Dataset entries
+---+

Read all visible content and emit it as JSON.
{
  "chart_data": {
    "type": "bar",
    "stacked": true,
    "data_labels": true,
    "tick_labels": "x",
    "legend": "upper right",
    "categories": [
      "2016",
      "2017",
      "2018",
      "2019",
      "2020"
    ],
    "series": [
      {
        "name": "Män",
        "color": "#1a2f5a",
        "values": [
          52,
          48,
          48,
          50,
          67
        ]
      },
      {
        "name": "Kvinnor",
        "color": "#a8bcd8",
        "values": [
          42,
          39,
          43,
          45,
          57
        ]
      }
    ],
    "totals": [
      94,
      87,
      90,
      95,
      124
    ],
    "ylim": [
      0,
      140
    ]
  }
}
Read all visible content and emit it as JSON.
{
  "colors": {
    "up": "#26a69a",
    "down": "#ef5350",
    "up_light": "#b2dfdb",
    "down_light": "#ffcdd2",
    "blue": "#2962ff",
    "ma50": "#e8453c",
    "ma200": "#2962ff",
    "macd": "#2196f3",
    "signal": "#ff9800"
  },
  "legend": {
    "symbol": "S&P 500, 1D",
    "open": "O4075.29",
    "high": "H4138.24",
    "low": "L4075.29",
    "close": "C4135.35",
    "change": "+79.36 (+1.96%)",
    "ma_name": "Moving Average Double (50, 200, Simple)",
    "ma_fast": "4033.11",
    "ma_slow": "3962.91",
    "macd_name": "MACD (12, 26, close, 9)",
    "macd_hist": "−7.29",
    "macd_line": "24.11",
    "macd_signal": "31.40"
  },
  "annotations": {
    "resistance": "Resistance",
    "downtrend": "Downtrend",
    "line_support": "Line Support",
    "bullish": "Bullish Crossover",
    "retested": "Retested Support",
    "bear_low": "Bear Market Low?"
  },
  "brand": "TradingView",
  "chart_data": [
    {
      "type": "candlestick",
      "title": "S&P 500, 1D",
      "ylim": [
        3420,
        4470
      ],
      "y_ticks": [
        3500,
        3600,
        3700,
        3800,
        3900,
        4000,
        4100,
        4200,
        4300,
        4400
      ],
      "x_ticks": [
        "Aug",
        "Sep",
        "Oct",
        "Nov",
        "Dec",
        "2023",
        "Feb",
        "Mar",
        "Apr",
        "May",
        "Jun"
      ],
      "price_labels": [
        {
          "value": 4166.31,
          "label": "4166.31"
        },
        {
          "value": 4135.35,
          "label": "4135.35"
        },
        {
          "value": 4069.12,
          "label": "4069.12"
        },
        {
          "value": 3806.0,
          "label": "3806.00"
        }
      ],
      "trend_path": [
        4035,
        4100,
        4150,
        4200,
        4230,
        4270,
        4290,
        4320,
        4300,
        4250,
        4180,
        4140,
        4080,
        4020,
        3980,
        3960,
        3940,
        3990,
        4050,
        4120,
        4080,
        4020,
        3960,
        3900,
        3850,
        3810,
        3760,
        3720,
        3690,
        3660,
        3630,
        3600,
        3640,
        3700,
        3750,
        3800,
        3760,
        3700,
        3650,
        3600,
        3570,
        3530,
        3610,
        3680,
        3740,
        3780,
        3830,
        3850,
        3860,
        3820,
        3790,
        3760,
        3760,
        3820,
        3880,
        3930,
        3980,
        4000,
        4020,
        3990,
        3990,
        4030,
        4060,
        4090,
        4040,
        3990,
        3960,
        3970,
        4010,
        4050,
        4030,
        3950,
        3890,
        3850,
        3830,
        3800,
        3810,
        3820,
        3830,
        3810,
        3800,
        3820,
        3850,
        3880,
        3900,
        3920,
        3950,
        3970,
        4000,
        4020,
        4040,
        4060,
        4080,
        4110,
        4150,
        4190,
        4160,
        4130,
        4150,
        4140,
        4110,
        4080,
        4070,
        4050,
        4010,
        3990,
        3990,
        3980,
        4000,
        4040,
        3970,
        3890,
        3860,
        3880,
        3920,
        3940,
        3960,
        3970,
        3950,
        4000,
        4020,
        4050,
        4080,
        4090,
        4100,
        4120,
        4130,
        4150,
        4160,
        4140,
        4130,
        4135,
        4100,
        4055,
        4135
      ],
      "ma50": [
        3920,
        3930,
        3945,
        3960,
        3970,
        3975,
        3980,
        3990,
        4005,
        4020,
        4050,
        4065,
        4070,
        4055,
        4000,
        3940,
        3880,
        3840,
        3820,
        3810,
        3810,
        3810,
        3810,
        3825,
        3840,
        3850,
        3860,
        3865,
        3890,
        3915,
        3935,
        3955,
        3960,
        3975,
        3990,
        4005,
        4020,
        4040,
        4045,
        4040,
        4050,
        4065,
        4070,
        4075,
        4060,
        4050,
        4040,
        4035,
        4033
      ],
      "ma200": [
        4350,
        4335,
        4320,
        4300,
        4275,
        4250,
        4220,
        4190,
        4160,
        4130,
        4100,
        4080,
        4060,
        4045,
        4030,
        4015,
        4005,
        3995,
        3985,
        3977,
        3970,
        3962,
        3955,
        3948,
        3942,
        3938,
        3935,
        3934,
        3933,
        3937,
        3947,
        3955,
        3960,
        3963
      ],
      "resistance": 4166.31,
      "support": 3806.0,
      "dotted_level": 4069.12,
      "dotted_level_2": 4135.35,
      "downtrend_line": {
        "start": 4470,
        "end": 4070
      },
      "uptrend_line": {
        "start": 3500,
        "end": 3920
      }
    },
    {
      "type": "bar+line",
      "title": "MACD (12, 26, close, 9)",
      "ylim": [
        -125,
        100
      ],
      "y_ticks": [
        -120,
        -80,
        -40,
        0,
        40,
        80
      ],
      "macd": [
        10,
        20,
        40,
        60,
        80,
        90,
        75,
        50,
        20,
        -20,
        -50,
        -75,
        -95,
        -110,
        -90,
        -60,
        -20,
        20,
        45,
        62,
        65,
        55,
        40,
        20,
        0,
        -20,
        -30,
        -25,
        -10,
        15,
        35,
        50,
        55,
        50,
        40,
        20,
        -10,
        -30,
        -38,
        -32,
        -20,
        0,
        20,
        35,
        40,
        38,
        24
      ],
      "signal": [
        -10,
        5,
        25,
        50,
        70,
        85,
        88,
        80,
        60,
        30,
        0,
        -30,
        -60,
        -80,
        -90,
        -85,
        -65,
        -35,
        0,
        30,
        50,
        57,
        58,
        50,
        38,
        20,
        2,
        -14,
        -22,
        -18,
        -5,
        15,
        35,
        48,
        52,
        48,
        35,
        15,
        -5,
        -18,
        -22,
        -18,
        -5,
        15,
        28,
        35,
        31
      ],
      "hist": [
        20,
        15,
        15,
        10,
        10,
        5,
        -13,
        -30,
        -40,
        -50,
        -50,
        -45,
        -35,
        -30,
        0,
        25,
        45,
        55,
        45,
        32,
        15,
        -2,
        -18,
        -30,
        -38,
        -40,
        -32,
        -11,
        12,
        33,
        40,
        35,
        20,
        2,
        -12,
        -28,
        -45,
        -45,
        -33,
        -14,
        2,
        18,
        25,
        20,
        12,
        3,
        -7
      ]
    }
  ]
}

+---+

### [WRITTEN EXERCISE]
From the data above, copy out every line with the string "title" in it.

### [CORRECT ANSWER]
      "title": "S&P 500, 1D",
      "title": "MACD (12, 26, close, 9)",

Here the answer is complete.